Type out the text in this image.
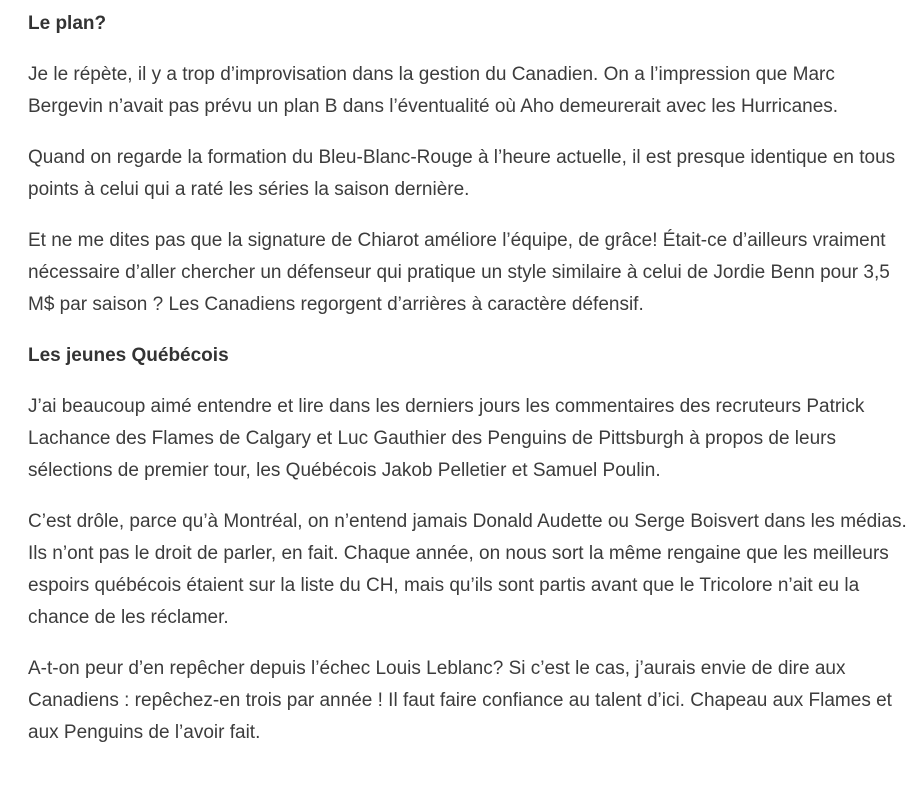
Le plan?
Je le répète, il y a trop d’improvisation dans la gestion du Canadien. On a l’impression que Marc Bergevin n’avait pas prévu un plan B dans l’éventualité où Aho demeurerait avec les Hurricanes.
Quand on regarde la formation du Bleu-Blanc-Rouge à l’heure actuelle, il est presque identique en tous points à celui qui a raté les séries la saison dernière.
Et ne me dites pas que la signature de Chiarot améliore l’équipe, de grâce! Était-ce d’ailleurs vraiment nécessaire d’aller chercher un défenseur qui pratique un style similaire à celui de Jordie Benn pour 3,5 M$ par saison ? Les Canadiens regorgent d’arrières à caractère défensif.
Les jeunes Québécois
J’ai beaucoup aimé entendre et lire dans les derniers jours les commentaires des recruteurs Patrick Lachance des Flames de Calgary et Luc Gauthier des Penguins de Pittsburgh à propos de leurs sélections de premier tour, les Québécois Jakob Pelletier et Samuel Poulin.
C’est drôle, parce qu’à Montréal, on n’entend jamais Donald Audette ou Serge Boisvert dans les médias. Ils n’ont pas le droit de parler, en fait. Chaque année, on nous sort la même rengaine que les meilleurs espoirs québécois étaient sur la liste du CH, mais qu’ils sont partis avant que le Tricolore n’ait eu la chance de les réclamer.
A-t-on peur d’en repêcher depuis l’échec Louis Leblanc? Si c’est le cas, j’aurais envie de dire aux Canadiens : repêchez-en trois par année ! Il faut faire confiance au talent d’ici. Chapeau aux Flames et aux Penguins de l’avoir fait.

■ **THE TASK**: Omit every picture, then reproduce the rest of the listing exactly.

■ **REPLY**:
Type out the text in this image.
Le plan?
Je le répète, il y a trop d’improvisation dans la gestion du Canadien. On a l’impression que Marc Bergevin n’avait pas prévu un plan B dans l’éventualité où Aho demeurerait avec les Hurricanes.
Quand on regarde la formation du Bleu-Blanc-Rouge à l’heure actuelle, il est presque identique en tous points à celui qui a raté les séries la saison dernière.
Et ne me dites pas que la signature de Chiarot améliore l’équipe, de grâce! Était-ce d’ailleurs vraiment nécessaire d’aller chercher un défenseur qui pratique un style similaire à celui de Jordie Benn pour 3,5 M$ par saison ? Les Canadiens regorgent d’arrières à caractère défensif.
Les jeunes Québécois
J’ai beaucoup aimé entendre et lire dans les derniers jours les commentaires des recruteurs Patrick Lachance des Flames de Calgary et Luc Gauthier des Penguins de Pittsburgh à propos de leurs sélections de premier tour, les Québécois Jakob Pelletier et Samuel Poulin.
C’est drôle, parce qu’à Montréal, on n’entend jamais Donald Audette ou Serge Boisvert dans les médias. Ils n’ont pas le droit de parler, en fait. Chaque année, on nous sort la même rengaine que les meilleurs espoirs québécois étaient sur la liste du CH, mais qu’ils sont partis avant que le Tricolore n’ait eu la chance de les réclamer.
A-t-on peur d’en repêcher depuis l’échec Louis Leblanc? Si c’est le cas, j’aurais envie de dire aux Canadiens : repêchez-en trois par année ! Il faut faire confiance au talent d’ici. Chapeau aux Flames et aux Penguins de l’avoir fait.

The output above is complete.